-- What the task requires --
Copy each line of the records that contains the word "this".

** start **

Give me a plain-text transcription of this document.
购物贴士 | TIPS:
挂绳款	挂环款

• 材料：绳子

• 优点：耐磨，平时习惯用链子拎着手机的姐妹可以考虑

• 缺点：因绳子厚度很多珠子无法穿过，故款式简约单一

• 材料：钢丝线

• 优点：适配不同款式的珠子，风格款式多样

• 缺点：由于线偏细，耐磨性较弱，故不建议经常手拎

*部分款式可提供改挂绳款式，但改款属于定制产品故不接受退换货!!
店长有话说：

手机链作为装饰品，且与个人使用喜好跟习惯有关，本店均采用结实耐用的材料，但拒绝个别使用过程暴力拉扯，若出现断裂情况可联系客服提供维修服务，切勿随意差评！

** end **
** start **

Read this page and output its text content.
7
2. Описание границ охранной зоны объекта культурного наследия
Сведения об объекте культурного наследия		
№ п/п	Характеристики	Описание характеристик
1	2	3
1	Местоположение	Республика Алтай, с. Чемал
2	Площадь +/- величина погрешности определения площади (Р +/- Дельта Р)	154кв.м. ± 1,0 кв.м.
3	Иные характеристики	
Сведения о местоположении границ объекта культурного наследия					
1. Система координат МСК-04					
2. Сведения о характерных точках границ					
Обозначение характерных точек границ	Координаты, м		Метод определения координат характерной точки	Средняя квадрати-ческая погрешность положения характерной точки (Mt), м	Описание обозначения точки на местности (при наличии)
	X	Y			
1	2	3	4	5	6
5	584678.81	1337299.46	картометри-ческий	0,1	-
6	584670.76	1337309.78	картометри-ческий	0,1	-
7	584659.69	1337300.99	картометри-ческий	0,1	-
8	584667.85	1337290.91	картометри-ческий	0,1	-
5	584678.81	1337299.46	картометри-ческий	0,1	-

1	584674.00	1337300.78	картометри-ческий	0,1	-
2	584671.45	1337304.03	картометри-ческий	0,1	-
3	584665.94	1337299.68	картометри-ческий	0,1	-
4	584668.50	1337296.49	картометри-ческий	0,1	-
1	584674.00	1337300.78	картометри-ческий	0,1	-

** end **
** start **

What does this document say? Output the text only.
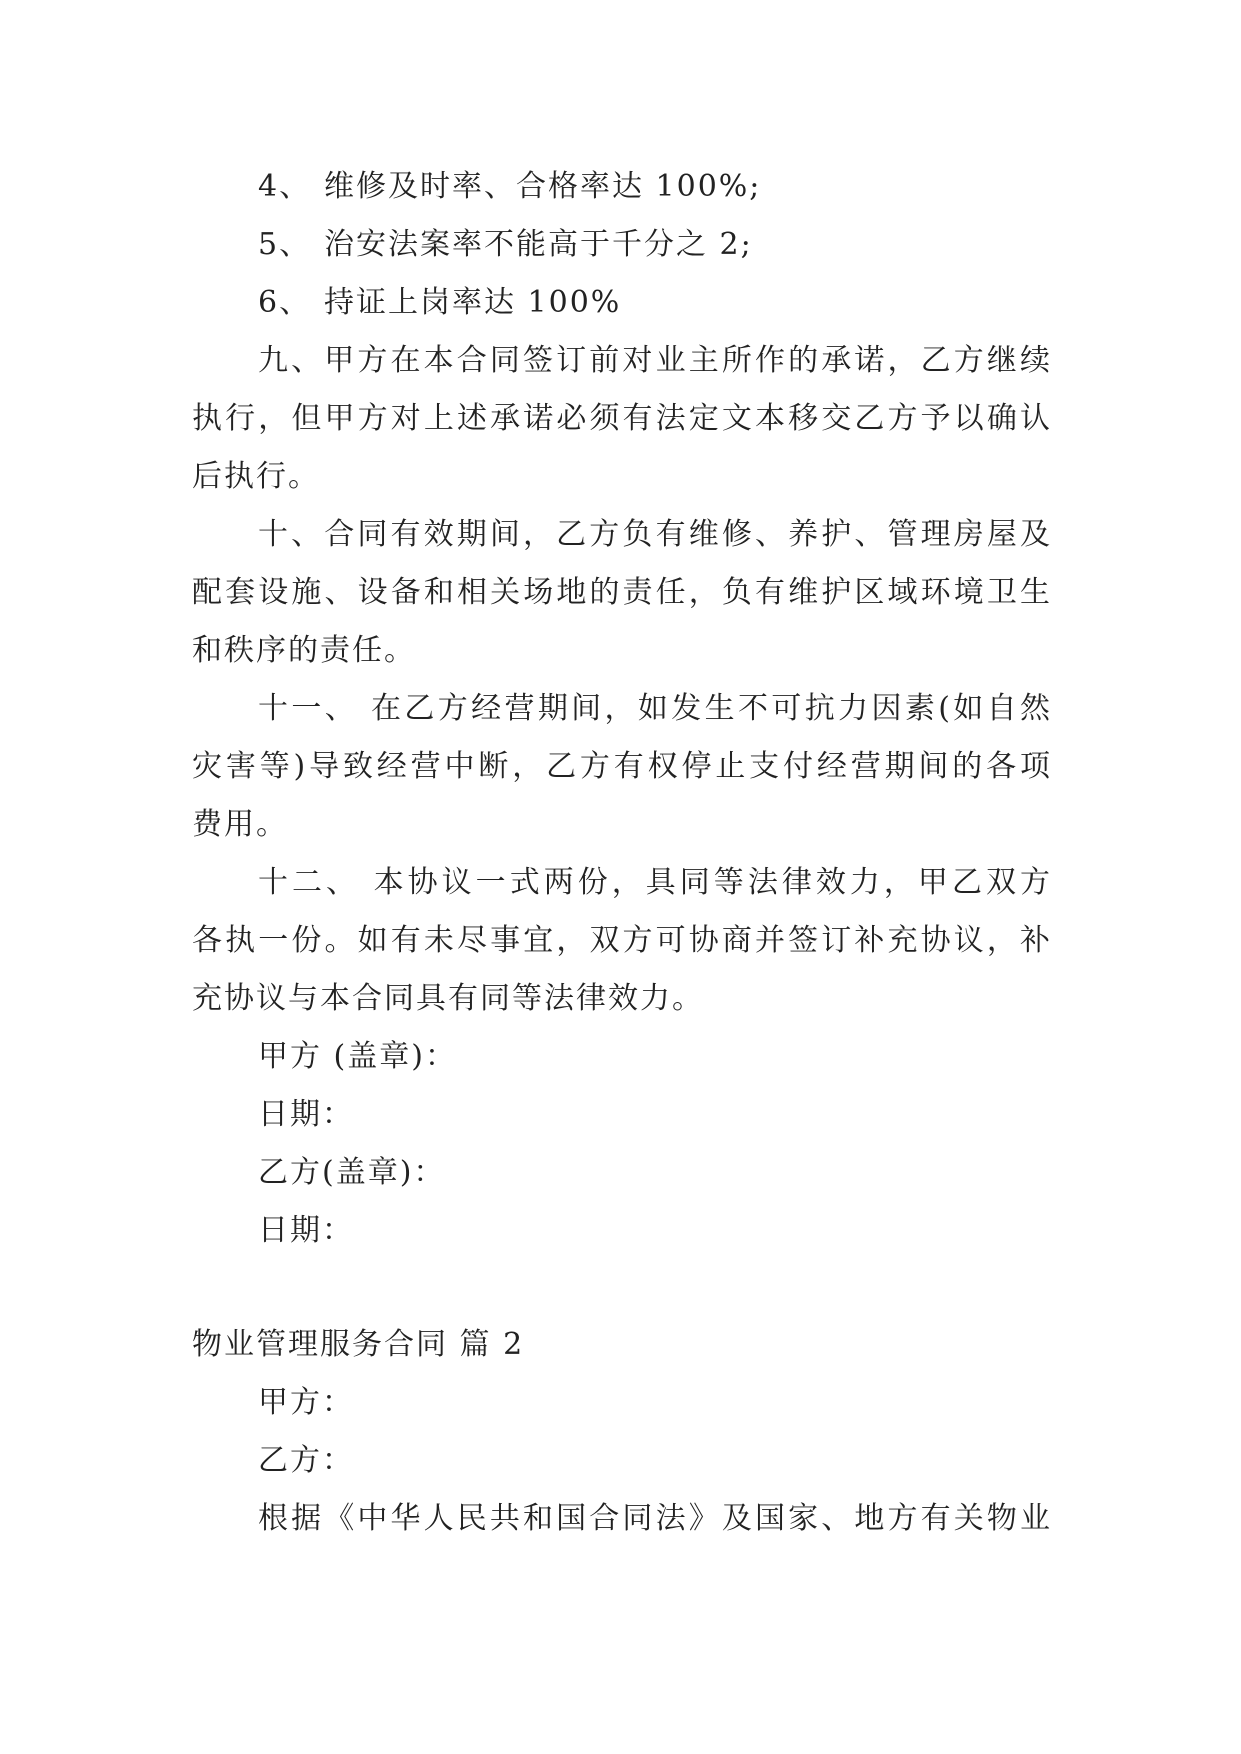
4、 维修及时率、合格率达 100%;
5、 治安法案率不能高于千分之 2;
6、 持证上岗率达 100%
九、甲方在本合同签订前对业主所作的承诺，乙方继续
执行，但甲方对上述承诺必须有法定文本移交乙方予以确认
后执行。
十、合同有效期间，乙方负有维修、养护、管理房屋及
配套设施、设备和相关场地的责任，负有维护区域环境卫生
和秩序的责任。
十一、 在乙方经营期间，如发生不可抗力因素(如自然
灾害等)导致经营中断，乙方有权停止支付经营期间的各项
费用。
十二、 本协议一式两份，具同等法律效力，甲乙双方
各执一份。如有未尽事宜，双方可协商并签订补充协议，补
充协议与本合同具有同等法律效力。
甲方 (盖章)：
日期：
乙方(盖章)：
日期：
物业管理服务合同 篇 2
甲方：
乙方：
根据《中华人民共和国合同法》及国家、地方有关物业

** end **

-- Response to the exercise --
Give me a plain-text transcription of this document.
Read this page and output its text content.
What does this document say? Output the text only.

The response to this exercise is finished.